**Direction**
Search the material for the word "type" and report each line where it turns up.

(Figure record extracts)
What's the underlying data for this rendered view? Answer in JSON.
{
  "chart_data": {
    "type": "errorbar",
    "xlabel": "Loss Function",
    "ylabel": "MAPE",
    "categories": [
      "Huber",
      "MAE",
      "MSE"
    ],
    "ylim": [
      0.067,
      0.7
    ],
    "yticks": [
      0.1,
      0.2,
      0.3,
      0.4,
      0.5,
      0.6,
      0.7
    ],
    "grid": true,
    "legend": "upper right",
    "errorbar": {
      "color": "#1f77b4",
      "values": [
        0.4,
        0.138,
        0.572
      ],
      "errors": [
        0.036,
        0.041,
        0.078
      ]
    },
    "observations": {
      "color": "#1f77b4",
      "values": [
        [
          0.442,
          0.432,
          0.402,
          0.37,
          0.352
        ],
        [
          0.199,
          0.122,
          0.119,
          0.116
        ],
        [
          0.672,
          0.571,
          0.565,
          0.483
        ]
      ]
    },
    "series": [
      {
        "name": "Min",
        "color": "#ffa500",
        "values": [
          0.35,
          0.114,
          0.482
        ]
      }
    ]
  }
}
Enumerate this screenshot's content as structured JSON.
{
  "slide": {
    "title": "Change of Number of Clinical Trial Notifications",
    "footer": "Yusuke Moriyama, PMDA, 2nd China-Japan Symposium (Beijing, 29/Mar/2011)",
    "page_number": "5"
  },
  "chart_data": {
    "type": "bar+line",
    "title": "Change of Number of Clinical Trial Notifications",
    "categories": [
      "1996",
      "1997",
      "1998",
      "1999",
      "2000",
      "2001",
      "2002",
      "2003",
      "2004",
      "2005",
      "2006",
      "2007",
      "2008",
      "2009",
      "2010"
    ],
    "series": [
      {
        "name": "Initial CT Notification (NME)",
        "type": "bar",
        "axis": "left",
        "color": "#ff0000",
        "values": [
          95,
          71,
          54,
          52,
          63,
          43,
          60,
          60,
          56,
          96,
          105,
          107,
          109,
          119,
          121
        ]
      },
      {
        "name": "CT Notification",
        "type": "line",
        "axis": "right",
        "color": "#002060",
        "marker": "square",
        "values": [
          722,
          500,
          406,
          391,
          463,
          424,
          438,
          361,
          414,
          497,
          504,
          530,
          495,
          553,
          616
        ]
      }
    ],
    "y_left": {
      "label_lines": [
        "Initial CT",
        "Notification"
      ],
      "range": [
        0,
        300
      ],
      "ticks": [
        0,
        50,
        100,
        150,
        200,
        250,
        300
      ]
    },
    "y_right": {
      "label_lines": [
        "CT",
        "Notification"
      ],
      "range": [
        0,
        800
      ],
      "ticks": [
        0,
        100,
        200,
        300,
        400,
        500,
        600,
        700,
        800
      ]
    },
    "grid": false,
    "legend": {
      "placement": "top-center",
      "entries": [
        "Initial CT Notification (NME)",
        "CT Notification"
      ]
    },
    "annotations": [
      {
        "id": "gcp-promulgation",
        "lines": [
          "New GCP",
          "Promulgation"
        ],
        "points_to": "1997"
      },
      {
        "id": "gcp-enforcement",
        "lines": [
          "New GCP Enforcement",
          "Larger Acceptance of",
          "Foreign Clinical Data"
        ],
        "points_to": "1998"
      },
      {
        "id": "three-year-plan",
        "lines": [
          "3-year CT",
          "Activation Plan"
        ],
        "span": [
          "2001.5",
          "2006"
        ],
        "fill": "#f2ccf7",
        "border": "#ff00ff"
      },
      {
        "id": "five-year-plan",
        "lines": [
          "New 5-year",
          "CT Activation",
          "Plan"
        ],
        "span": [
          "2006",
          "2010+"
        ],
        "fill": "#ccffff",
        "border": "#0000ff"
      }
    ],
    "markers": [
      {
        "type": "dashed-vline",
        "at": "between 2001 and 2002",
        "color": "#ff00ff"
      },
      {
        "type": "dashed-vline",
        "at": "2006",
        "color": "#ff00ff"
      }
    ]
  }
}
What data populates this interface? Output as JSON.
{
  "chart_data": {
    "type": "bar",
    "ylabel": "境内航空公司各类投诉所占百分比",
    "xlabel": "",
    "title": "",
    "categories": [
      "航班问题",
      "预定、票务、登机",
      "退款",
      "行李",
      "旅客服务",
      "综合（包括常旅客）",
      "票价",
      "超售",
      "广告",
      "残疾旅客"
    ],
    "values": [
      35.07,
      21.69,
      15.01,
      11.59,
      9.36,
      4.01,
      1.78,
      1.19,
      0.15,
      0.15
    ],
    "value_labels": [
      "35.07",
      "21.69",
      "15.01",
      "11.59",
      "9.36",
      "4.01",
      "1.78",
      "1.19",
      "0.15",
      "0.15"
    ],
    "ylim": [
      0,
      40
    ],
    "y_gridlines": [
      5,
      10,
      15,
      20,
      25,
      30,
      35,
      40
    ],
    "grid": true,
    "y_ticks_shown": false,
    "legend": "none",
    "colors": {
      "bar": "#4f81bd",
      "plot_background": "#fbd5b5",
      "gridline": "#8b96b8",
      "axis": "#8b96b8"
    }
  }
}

**Task response**
    "type": "errorbar",
    "type": "bar+line",
        "type": "bar",
        "type": "line",
        "type": "dashed-vline",
        "type": "dashed-vline",
    "type": "bar",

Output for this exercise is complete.